● Stated exercise
Copy out every record below exactly as written, but leave out any pictures.

## BEGIN Input data

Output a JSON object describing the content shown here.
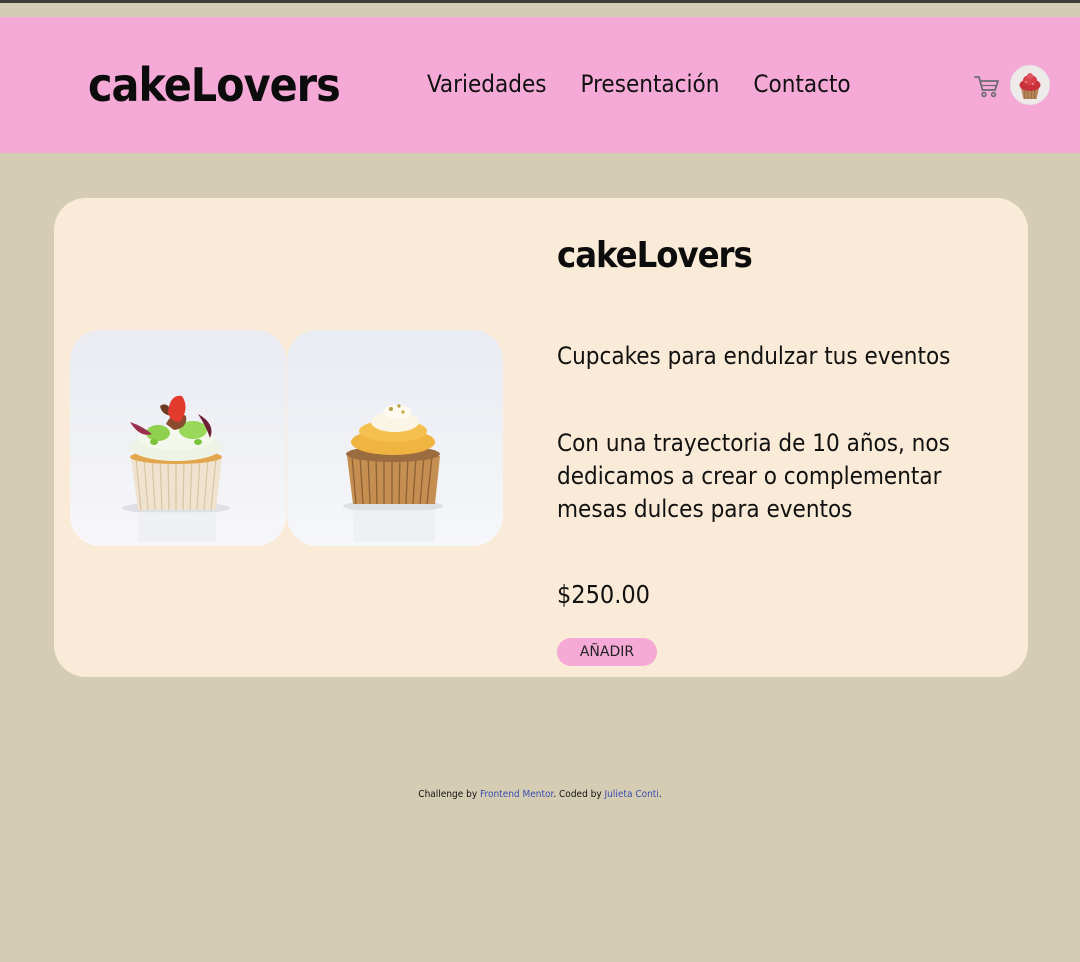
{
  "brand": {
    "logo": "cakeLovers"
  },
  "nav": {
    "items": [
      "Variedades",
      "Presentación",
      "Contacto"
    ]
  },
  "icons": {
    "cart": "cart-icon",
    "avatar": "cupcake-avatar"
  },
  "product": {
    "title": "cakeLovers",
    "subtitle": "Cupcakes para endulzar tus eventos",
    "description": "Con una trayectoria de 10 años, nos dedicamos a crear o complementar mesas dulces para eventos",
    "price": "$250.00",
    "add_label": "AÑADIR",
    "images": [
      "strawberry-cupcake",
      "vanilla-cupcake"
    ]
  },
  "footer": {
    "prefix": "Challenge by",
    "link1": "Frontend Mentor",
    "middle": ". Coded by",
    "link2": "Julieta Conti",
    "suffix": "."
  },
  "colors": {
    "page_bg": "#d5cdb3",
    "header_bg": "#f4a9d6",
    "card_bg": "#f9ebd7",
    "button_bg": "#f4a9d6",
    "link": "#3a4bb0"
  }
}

## END Input data

● Response to the exercise
Output a JSON object describing the content shown here.
{
  "brand": {
    "logo": "cakeLovers"
  },
  "nav": {
    "items": [
      "Variedades",
      "Presentación",
      "Contacto"
    ]
  },
  "icons": {
    "cart": "cart-icon",
    "avatar": "cupcake-avatar"
  },
  "product": {
    "title": "cakeLovers",
    "subtitle": "Cupcakes para endulzar tus eventos",
    "description": "Con una trayectoria de 10 años, nos dedicamos a crear o complementar mesas dulces para eventos",
    "price": "$250.00",
    "add_label": "AÑADIR",
    "images": [
      "strawberry-cupcake",
      "vanilla-cupcake"
    ]
  },
  "footer": {
    "prefix": "Challenge by",
    "link1": "Frontend Mentor",
    "middle": ". Coded by",
    "link2": "Julieta Conti",
    "suffix": "."
  },
  "colors": {
    "page_bg": "#d5cdb3",
    "header_bg": "#f4a9d6",
    "card_bg": "#f9ebd7",
    "button_bg": "#f4a9d6",
    "link": "#3a4bb0"
  }
}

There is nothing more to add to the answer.